— Problem description —
Restate each of the lines below word for word and drop every picture.

# Start of Extracted information

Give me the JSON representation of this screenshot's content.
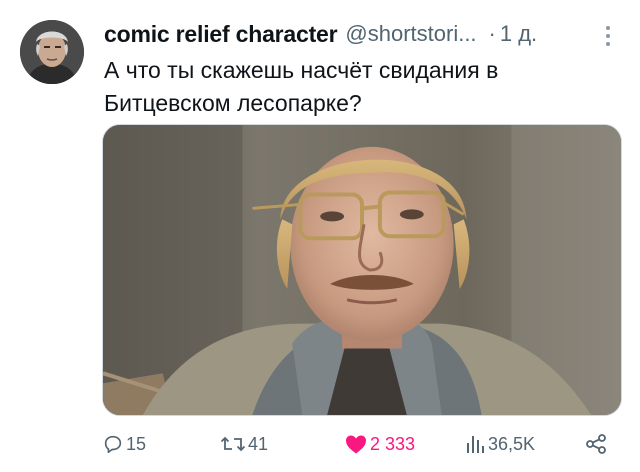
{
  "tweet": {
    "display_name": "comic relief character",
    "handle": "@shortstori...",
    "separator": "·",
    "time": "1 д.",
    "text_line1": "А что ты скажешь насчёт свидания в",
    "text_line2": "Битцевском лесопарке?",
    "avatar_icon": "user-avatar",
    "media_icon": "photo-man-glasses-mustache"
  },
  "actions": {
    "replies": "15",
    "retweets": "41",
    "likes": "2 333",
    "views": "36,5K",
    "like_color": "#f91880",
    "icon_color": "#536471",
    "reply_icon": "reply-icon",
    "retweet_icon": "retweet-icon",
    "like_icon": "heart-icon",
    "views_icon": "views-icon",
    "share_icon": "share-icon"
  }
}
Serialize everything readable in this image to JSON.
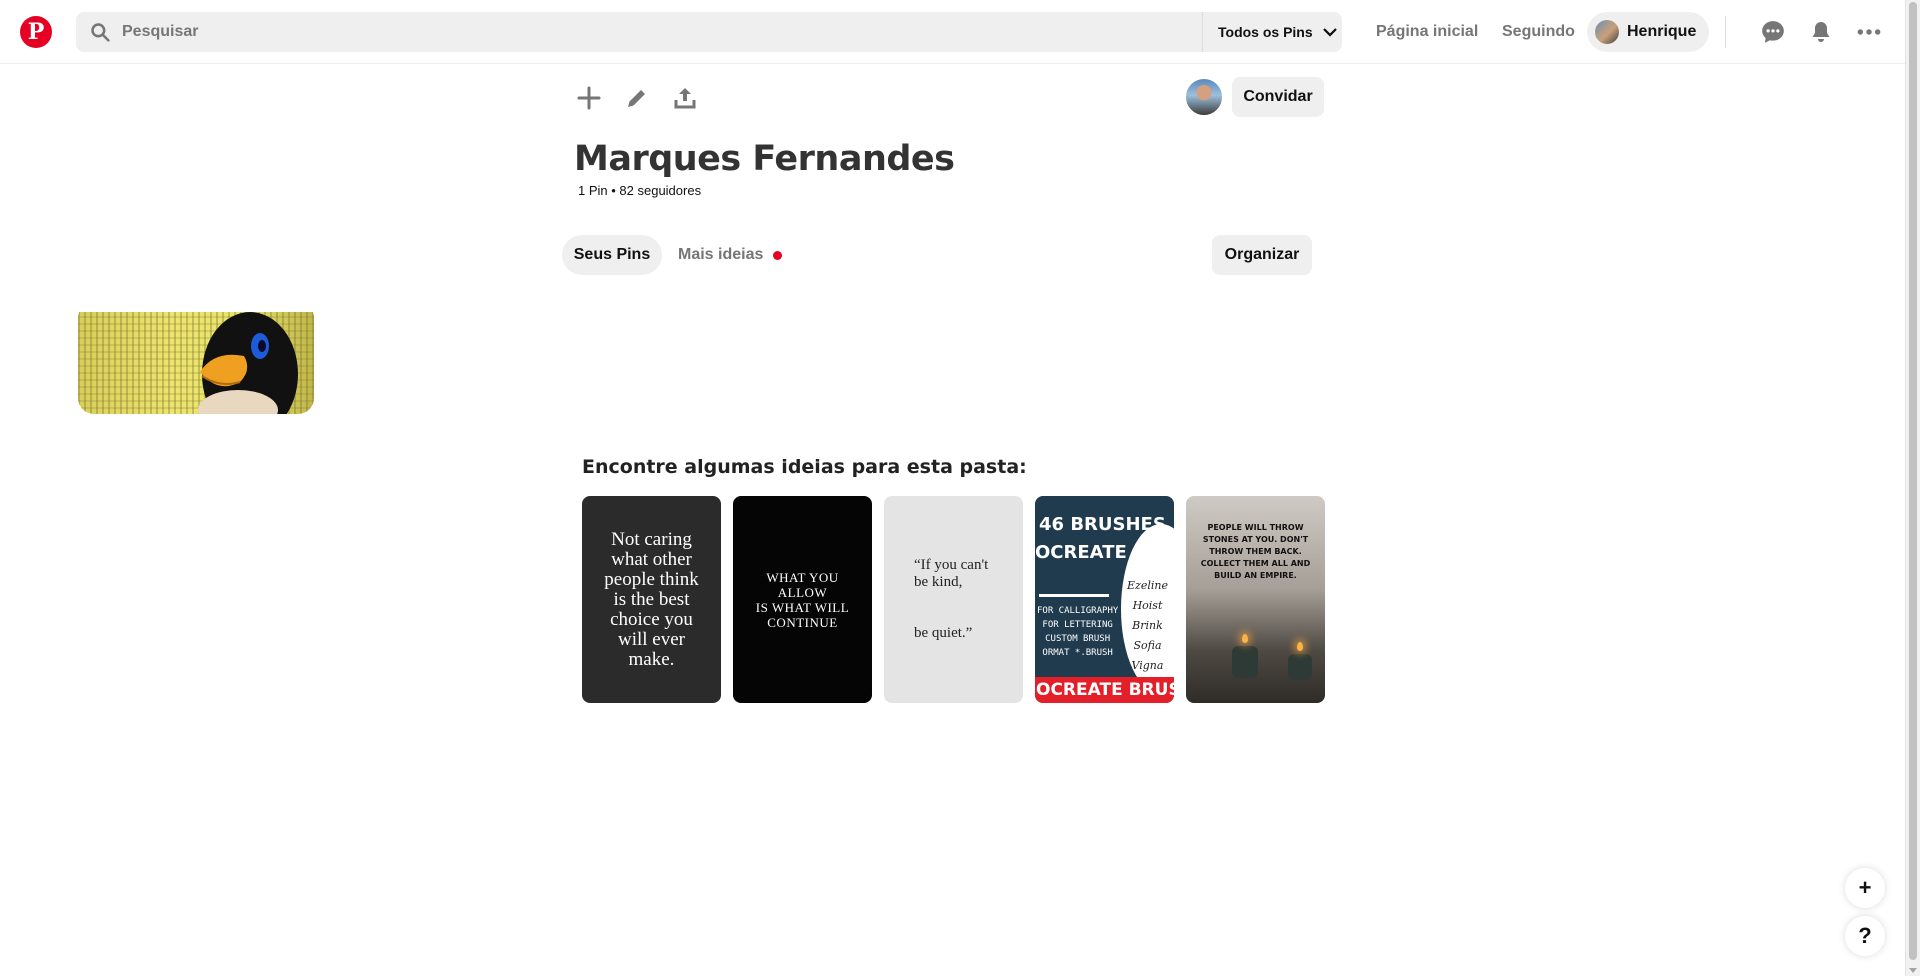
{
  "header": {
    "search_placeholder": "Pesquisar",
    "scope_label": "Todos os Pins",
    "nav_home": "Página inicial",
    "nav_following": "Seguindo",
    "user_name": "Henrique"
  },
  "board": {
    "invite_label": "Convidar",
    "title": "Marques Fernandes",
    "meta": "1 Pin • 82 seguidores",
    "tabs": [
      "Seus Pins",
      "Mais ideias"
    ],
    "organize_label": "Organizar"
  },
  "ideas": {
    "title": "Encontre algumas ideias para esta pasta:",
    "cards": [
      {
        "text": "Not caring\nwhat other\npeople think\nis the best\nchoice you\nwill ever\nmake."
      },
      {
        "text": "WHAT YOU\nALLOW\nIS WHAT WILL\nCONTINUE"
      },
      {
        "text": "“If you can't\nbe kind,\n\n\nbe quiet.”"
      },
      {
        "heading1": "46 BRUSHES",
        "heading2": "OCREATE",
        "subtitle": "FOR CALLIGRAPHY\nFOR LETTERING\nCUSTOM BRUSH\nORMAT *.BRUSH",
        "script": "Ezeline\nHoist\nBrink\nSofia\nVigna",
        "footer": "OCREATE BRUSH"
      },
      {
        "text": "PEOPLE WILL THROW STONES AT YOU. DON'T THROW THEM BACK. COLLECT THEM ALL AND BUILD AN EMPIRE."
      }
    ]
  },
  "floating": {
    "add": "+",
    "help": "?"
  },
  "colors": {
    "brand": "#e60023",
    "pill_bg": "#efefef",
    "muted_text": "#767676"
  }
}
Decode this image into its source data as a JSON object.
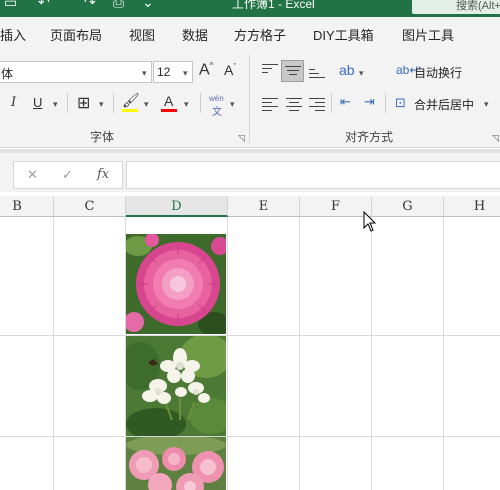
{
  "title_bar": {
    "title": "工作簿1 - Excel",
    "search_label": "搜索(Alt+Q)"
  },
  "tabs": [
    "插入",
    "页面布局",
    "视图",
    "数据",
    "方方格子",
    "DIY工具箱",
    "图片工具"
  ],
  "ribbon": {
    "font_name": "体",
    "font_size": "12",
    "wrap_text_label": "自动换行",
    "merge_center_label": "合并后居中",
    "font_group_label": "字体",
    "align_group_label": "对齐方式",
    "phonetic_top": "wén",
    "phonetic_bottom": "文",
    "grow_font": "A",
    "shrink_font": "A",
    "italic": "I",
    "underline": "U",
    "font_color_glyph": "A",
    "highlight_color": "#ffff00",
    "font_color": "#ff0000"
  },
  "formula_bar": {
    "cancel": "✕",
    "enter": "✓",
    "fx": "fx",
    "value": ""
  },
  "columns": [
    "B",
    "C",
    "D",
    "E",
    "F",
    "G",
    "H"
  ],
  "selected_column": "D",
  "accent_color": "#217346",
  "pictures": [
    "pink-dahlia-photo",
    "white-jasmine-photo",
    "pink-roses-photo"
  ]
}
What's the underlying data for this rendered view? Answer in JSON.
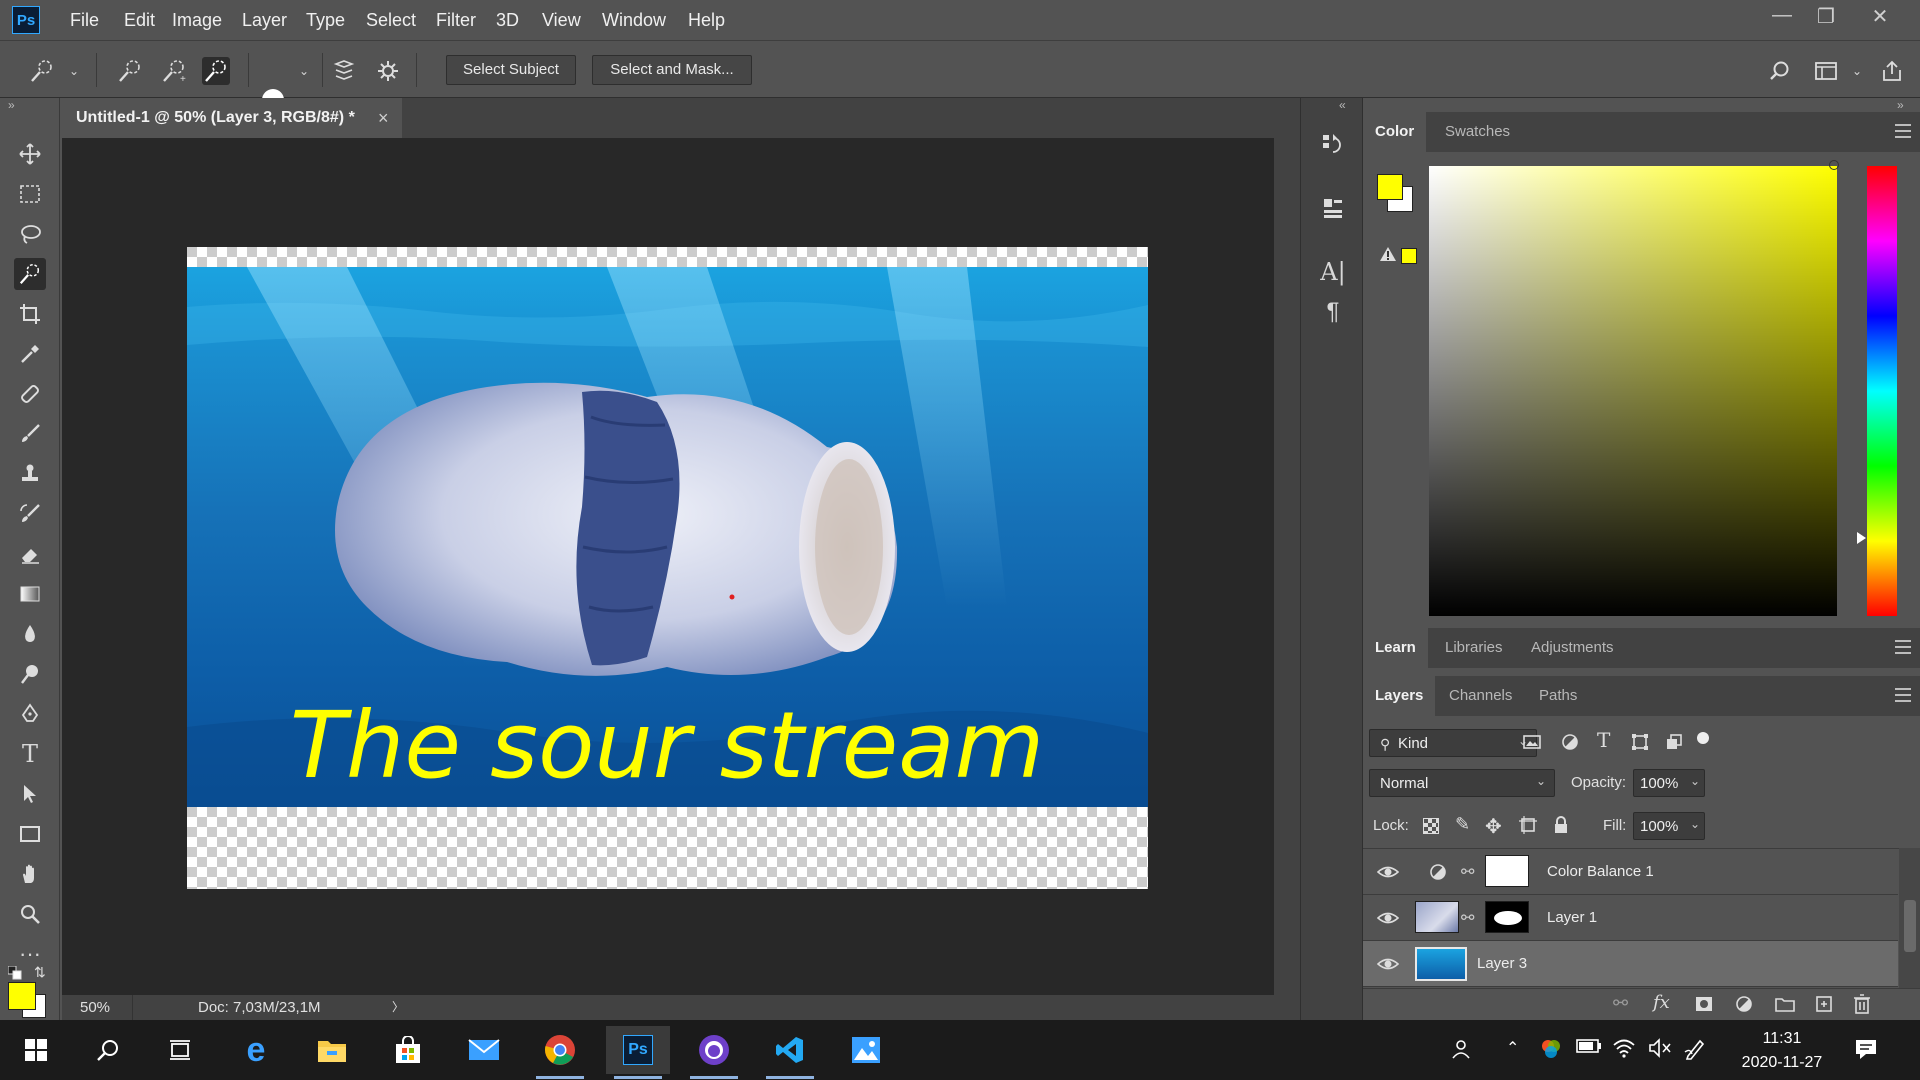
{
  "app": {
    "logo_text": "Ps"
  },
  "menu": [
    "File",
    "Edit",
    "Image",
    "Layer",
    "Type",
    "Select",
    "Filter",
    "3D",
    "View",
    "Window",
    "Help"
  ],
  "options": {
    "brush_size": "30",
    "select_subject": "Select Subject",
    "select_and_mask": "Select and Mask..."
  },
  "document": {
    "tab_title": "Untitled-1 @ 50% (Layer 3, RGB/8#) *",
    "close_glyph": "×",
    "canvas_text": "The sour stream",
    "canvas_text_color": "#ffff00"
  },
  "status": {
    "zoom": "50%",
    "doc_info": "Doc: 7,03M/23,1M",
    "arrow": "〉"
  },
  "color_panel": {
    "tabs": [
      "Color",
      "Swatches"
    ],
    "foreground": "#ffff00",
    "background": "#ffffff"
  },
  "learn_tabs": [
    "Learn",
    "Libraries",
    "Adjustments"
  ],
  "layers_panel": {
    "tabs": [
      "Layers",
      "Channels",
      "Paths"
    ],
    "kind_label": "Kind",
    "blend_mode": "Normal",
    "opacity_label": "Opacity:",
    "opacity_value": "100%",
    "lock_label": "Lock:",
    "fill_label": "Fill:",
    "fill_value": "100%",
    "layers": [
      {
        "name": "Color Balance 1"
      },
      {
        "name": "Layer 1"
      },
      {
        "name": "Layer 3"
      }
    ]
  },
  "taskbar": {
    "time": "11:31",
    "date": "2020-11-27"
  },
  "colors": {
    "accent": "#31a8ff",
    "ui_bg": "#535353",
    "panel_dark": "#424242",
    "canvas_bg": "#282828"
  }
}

# End of Extracted information

— Reply —
Give me the JSON representation of this screenshot's content.
{
  "tweet": {
    "display_name": "comic relief character",
    "handle": "@shortstori...",
    "separator": "·",
    "time": "1 д.",
    "text_line1": "А что ты скажешь насчёт свидания в",
    "text_line2": "Битцевском лесопарке?",
    "avatar_icon": "user-avatar",
    "media_icon": "photo-man-glasses-mustache"
  },
  "actions": {
    "replies": "15",
    "retweets": "41",
    "likes": "2 333",
    "views": "36,5K",
    "like_color": "#f91880",
    "icon_color": "#536471",
    "reply_icon": "reply-icon",
    "retweet_icon": "retweet-icon",
    "like_icon": "heart-icon",
    "views_icon": "views-icon",
    "share_icon": "share-icon"
  }
}
Serialize everything readable in this image to JSON.
{
  "header": {
    "search_placeholder": "Pesquisar",
    "scope_label": "Todos os Pins",
    "nav_home": "Página inicial",
    "nav_following": "Seguindo",
    "user_name": "Henrique"
  },
  "board": {
    "invite_label": "Convidar",
    "title": "Marques Fernandes",
    "meta": "1 Pin • 82 seguidores",
    "tabs": [
      "Seus Pins",
      "Mais ideias"
    ],
    "organize_label": "Organizar"
  },
  "ideas": {
    "title": "Encontre algumas ideias para esta pasta:",
    "cards": [
      {
        "text": "Not caring\nwhat other\npeople think\nis the best\nchoice you\nwill ever\nmake."
      },
      {
        "text": "WHAT YOU\nALLOW\nIS WHAT WILL\nCONTINUE"
      },
      {
        "text": "“If you can't\nbe kind,\n\n\nbe quiet.”"
      },
      {
        "heading1": "46 BRUSHES",
        "heading2": "OCREATE",
        "subtitle": "FOR CALLIGRAPHY\nFOR LETTERING\nCUSTOM BRUSH\nORMAT *.BRUSH",
        "script": "Ezeline\nHoist\nBrink\nSofia\nVigna",
        "footer": "OCREATE BRUSH"
      },
      {
        "text": "PEOPLE WILL THROW STONES AT YOU. DON'T THROW THEM BACK. COLLECT THEM ALL AND BUILD AN EMPIRE."
      }
    ]
  },
  "floating": {
    "add": "+",
    "help": "?"
  },
  "colors": {
    "brand": "#e60023",
    "pill_bg": "#efefef",
    "muted_text": "#767676"
  }
}
Decode this image into its source data as a JSON object.
{
  "title_bar": {
    "title": "工作簿1 - Excel",
    "search_label": "搜索(Alt+Q)"
  },
  "tabs": [
    "插入",
    "页面布局",
    "视图",
    "数据",
    "方方格子",
    "DIY工具箱",
    "图片工具"
  ],
  "ribbon": {
    "font_name": "体",
    "font_size": "12",
    "wrap_text_label": "自动换行",
    "merge_center_label": "合并后居中",
    "font_group_label": "字体",
    "align_group_label": "对齐方式",
    "phonetic_top": "wén",
    "phonetic_bottom": "文",
    "grow_font": "A",
    "shrink_font": "A",
    "italic": "I",
    "underline": "U",
    "font_color_glyph": "A",
    "highlight_color": "#ffff00",
    "font_color": "#ff0000"
  },
  "formula_bar": {
    "cancel": "✕",
    "enter": "✓",
    "fx": "fx",
    "value": ""
  },
  "columns": [
    "B",
    "C",
    "D",
    "E",
    "F",
    "G",
    "H"
  ],
  "selected_column": "D",
  "accent_color": "#217346",
  "pictures": [
    "pink-dahlia-photo",
    "white-jasmine-photo",
    "pink-roses-photo"
  ]
}
What's the underlying data for this rendered view? Answer in JSON.
{
  "app": {
    "logo_text": "Ps"
  },
  "menu": [
    "File",
    "Edit",
    "Image",
    "Layer",
    "Type",
    "Select",
    "Filter",
    "3D",
    "View",
    "Window",
    "Help"
  ],
  "options": {
    "brush_size": "30",
    "select_subject": "Select Subject",
    "select_and_mask": "Select and Mask..."
  },
  "document": {
    "tab_title": "Untitled-1 @ 50% (Layer 3, RGB/8#) *",
    "close_glyph": "×",
    "canvas_text": "The sour stream",
    "canvas_text_color": "#ffff00"
  },
  "status": {
    "zoom": "50%",
    "doc_info": "Doc: 7,03M/23,1M",
    "arrow": "〉"
  },
  "color_panel": {
    "tabs": [
      "Color",
      "Swatches"
    ],
    "foreground": "#ffff00",
    "background": "#ffffff"
  },
  "learn_tabs": [
    "Learn",
    "Libraries",
    "Adjustments"
  ],
  "layers_panel": {
    "tabs": [
      "Layers",
      "Channels",
      "Paths"
    ],
    "kind_label": "Kind",
    "blend_mode": "Normal",
    "opacity_label": "Opacity:",
    "opacity_value": "100%",
    "lock_label": "Lock:",
    "fill_label": "Fill:",
    "fill_value": "100%",
    "layers": [
      {
        "name": "Color Balance 1"
      },
      {
        "name": "Layer 1"
      },
      {
        "name": "Layer 3"
      }
    ]
  },
  "taskbar": {
    "time": "11:31",
    "date": "2020-11-27"
  },
  "colors": {
    "accent": "#31a8ff",
    "ui_bg": "#535353",
    "panel_dark": "#424242",
    "canvas_bg": "#282828"
  }
}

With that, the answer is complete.